■ Work instructions ■
Copy each line holding the string "this".

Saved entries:

(begin)

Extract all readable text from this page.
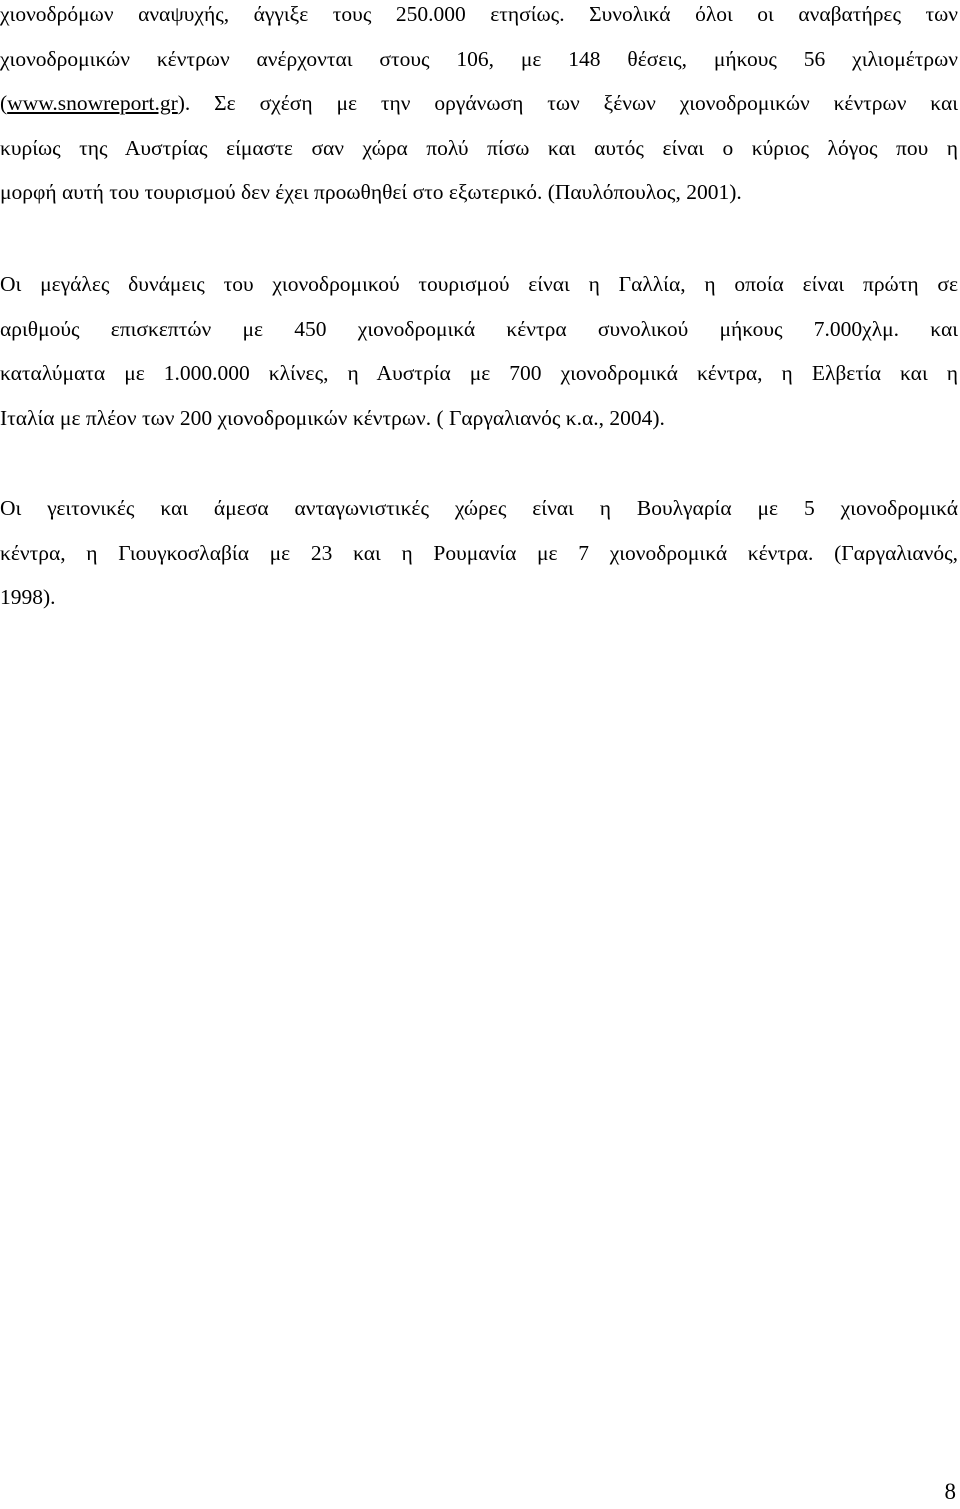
χιονοδρόμων αναψυχής, άγγιξε τους 250.000 ετησίως. Συνολικά όλοι οι αναβατήρες των
χιονοδρομικών κέντρων ανέρχονται στους 106, με 148 θέσεις, μήκους 56 χιλιομέτρων
(www.snowreport.gr). Σε σχέση με την οργάνωση των ξένων χιονοδρομικών κέντρων και
κυρίως της Αυστρίας είμαστε σαν χώρα πολύ πίσω και αυτός είναι ο κύριος λόγος που η
μορφή αυτή του τουρισμού δεν έχει προωθηθεί στο εξωτερικό. (Παυλόπουλος, 2001).

Οι μεγάλες δυνάμεις του χιονοδρομικού τουρισμού είναι η Γαλλία, η οποία είναι πρώτη σε
αριθμούς επισκεπτών με 450 χιονοδρομικά κέντρα συνολικού μήκους 7.000χλμ. και
καταλύματα με 1.000.000 κλίνες, η Αυστρία με 700 χιονοδρομικά κέντρα, η Ελβετία και η
Ιταλία με πλέον των 200 χιονοδρομικών κέντρων. ( Γαργαλιανός κ.α., 2004).

Οι γειτονικές και άμεσα ανταγωνιστικές χώρες είναι η Βουλγαρία με 5 χιονοδρομικά
κέντρα, η Γιουγκοσλαβία με 23 και η Ρουμανία με 7 χιονοδρομικά κέντρα. (Γαργαλιανός,
1998).

8
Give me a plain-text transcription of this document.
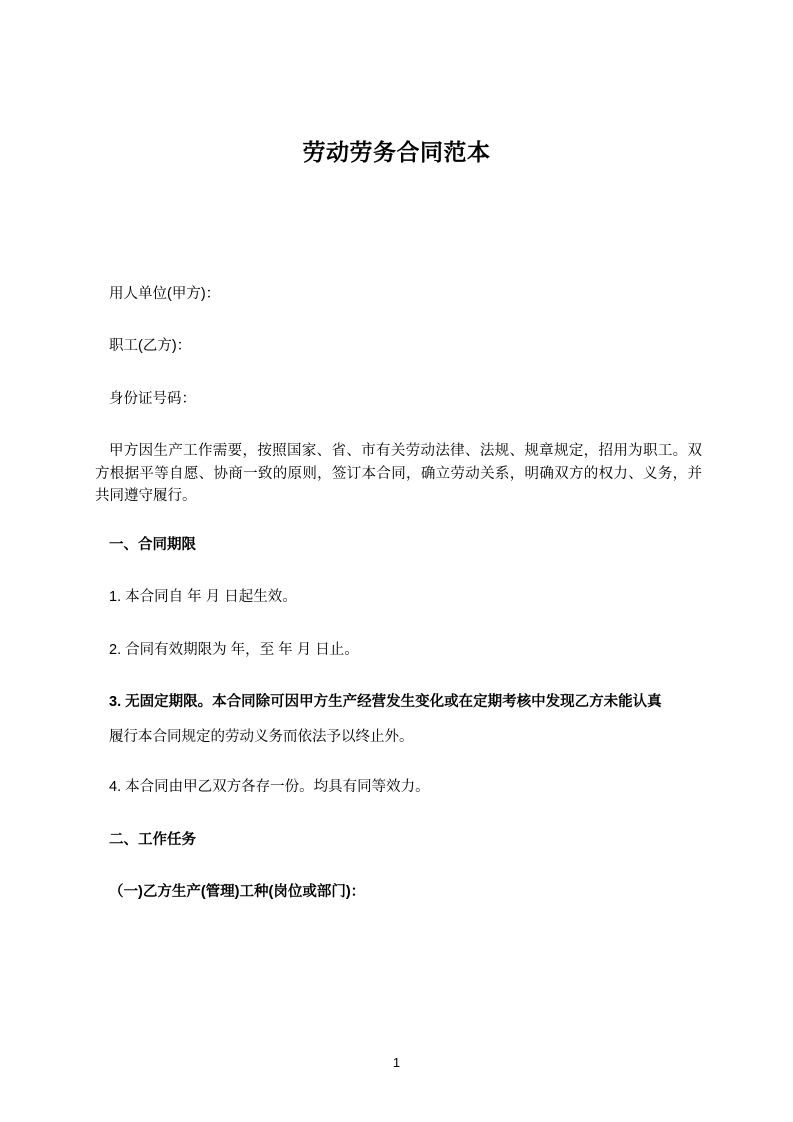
劳动劳务合同范本

用人单位(甲方)：

职工(乙方)：

身份证号码：

甲方因生产工作需要，按照国家、省、市有关劳动法律、法规、规章规定，招用为职工。双方根据平等自愿、协商一致的原则，签订本合同，确立劳动关系，明确双方的权力、义务，并共同遵守履行。

一、合同期限

1. 本合同自 年 月 日起生效。

2. 合同有效期限为 年，至 年 月 日止。

3. 无固定期限。本合同除可因甲方生产经营发生变化或在定期考核中发现乙方未能认真

履行本合同规定的劳动义务而依法予以终止外。

4. 本合同由甲乙双方各存一份。均具有同等效力。

二、工作任务

（一)乙方生产(管理)工种(岗位或部门)：

1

(end)

■ Task response ■
Extract all readable text from this page.
Give me a plain-text transcription of this document.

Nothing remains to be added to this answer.